### TRECHO APRESENTADO
2 de setembro de 2012

LIVE AND LET DIE (YOUR LOVE)


Depois daquele telefonema, aquela sensação de borboletas no estômago deu lugar a uma sensação que devo descrever como conforto. Eu me senti confortável em te receber de volta à minha vida. A ponto de perceber que a minha preocupação em constatar que eu não havia te magoado tanto quanto supunha parou de incomodar. Apesar do esforço (e depois da falta de) não nos encontramos. Eu não ia me esforçar para sair do trabalho mais cedo apenas para te ver e ouvir as mesmas desculpas esfarrapadas.

Eu estava certa. Sim, eu gostava de você. Eu não gostava era que desdenhasse da minha inteligência. Em um feriado, a gente se encontrou por acaso. Eu como sempre, de folga. Você trabalhando. Eu te dei uma gelada. (Na verdade te dei a ignorada do milênio). Você ligou de volta cobrando uma explicação e...Eu não atendi, mas não foi de propósito, foi porque simplesmente não ouvi o telefone tocar. Naquele mesmo dia nos encontraríamos de novo. Então conversamos. Segue o diálogo:

Você: Por que você não me atendeu?
Eu: Não ouvi o telefone tocar, a propósito, você não pode me telefonar do trabalho...
De cara fechada, você seguia, dizendo que eu estava muito brava.
Eu: Não estou brava, eu só não acho saudável te encontrar como se fosse uma consulta médica...
Você: Eu também não acho saudável, mas é que, de verdade, eu não tenho tempo.
Eu: Quando a gente quer, a gente arranja tempo, é só querer.
Você: Me entende, eu tenho que ajudar meu pai, meus pais me superprotegem, me controlam e...

(Pausa, a outra parte envolvida em questão tem 32 anos, e não 17, como você suspeitou)
Eu: Desculpe, você é homem, que papo é esse de superprotegido?

Você: Mas você também é (superprotegida)...
Eu: É outra história. Sim, eu sou, mas eu não vou entrar em conflito com minha família por causa de um cara que talvez não me mereça...

### DADOS PARA REVISÃO
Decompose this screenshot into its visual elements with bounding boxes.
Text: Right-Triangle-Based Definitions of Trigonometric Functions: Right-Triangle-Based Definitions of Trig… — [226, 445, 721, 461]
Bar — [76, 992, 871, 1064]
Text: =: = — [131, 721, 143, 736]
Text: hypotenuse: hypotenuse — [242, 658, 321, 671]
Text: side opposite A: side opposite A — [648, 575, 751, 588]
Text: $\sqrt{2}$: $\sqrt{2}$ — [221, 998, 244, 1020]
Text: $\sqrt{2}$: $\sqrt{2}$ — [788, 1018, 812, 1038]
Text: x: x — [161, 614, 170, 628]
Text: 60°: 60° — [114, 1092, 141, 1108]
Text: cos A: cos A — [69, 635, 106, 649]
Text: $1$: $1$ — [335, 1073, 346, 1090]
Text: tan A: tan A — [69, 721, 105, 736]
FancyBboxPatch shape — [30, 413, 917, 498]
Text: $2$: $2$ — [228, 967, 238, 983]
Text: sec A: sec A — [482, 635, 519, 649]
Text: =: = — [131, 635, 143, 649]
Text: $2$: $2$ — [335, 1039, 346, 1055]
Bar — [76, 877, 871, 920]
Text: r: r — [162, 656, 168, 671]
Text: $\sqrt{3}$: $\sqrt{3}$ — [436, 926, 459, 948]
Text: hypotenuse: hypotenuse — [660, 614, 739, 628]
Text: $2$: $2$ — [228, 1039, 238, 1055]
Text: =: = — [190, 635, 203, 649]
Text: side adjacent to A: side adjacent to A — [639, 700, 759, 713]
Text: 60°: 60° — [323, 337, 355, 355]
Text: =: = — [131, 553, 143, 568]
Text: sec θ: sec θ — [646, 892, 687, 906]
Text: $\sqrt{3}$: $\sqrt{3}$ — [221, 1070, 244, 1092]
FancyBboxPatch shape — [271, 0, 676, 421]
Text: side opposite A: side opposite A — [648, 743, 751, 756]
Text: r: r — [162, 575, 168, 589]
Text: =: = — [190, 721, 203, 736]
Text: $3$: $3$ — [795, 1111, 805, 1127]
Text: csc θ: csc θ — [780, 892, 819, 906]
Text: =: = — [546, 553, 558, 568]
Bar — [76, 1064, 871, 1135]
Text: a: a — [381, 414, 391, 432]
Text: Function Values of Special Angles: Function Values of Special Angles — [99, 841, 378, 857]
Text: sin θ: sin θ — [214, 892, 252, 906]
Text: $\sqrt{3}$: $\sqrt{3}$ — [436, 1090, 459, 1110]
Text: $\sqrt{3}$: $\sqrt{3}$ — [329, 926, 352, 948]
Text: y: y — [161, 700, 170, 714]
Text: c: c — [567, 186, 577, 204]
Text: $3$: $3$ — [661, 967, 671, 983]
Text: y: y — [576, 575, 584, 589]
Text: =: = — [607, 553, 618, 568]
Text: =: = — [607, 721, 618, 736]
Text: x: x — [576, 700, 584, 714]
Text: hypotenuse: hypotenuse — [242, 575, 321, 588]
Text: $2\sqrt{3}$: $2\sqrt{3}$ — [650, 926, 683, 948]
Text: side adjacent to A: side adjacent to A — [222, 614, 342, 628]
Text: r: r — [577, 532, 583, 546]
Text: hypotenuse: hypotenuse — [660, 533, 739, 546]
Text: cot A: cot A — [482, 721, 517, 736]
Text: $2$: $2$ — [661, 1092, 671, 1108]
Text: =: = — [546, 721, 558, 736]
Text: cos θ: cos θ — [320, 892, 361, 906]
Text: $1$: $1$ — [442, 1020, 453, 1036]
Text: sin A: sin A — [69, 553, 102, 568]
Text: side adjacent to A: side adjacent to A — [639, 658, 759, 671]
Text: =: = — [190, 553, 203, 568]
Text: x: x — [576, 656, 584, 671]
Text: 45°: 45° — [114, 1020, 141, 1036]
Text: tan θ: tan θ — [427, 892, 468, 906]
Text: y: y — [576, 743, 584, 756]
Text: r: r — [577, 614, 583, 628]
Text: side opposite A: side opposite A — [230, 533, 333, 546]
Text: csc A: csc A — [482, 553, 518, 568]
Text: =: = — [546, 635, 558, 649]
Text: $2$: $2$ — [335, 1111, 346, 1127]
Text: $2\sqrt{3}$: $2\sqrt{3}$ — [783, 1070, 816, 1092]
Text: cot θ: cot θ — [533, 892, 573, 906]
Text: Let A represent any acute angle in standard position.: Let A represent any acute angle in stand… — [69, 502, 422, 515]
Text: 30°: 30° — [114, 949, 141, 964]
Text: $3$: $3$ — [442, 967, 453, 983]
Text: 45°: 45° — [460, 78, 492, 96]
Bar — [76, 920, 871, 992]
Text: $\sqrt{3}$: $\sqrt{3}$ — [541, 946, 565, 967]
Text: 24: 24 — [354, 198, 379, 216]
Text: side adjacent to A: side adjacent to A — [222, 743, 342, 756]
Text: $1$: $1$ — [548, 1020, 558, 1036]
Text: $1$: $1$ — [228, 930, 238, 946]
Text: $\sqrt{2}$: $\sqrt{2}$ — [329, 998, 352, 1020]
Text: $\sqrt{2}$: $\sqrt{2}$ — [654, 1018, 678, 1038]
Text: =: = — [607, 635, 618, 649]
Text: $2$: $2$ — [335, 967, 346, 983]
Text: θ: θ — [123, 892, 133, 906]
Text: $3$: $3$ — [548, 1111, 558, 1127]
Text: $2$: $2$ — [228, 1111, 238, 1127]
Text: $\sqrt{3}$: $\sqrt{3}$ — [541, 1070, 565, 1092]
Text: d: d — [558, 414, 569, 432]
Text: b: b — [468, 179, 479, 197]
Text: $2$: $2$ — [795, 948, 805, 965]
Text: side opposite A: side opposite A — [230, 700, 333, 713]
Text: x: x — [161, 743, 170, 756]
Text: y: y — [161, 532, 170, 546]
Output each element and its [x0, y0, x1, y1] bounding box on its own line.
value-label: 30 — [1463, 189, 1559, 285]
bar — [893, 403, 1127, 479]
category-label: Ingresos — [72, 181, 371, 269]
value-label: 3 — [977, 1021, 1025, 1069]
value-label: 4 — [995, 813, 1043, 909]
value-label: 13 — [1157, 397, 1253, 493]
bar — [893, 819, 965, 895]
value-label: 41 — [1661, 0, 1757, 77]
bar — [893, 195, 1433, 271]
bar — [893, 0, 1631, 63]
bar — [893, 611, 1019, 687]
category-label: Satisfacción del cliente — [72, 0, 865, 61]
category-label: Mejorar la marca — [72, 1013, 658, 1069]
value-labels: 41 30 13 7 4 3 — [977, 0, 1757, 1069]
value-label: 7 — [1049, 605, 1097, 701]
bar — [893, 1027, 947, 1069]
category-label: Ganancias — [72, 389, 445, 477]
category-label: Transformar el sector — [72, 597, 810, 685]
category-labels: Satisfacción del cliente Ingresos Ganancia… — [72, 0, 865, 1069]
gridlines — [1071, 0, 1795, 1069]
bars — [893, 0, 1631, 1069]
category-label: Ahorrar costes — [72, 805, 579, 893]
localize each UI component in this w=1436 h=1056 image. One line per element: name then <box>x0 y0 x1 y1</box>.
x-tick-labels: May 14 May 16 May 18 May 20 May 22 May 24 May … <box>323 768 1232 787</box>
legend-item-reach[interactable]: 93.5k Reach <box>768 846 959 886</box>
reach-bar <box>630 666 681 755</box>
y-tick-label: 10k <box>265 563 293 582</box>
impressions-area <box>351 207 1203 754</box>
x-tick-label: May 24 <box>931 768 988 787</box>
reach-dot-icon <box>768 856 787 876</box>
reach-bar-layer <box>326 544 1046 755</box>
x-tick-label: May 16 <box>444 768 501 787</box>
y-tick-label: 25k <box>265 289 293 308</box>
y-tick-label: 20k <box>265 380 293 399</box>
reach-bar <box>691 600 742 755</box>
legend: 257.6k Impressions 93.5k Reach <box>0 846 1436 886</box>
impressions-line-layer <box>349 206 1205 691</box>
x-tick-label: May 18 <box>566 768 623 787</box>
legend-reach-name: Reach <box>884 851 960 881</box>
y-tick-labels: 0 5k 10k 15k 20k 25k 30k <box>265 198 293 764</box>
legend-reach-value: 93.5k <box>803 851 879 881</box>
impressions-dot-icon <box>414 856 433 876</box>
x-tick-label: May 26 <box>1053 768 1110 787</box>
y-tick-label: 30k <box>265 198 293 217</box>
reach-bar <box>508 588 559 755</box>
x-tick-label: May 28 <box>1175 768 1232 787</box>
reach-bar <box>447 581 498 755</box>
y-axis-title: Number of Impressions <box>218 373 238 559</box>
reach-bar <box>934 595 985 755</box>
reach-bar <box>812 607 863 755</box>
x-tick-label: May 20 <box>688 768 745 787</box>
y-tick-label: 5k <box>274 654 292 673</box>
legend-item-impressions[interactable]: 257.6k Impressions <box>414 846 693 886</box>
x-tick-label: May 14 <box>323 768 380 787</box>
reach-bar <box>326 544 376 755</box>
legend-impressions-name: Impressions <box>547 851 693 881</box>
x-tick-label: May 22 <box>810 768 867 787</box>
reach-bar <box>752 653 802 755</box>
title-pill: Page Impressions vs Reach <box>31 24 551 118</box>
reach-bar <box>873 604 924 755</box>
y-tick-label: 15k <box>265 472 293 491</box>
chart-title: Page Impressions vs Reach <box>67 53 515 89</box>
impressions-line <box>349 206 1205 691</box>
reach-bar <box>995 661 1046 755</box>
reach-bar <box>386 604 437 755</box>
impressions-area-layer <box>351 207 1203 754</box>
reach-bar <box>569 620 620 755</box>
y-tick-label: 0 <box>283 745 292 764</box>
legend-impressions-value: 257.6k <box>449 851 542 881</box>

### EXPERIMENTE
Transcreva o trecho apresentado desde "Você: Por que" até "também é (superprotegida)...", incluindo essas palavras. As linhas não têm nenhum papel aqui.

### RESPOSTA DA TAREFA
Você: Por que você não me atendeu?
Eu: Não ouvi o telefone tocar, a propósito, você não pode me telefonar do trabalho...
De cara fechada, você seguia, dizendo que eu estava muito brava.
Eu: Não estou brava, eu só não acho saudável te encontrar como se fosse uma consulta médica...
Você: Eu também não acho saudável, mas é que, de verdade, eu não tenho tempo.
Eu: Quando a gente quer, a gente arranja tempo, é só querer.
Você: Me entende, eu tenho que ajudar meu pai, meus pais me superprotegem, me controlam e...

(Pausa, a outra parte envolvida em questão tem 32 anos, e não 17, como você suspeitou)
Eu: Desculpe, você é homem, que papo é esse de superprotegido?

Você: Mas você também é (superprotegida)...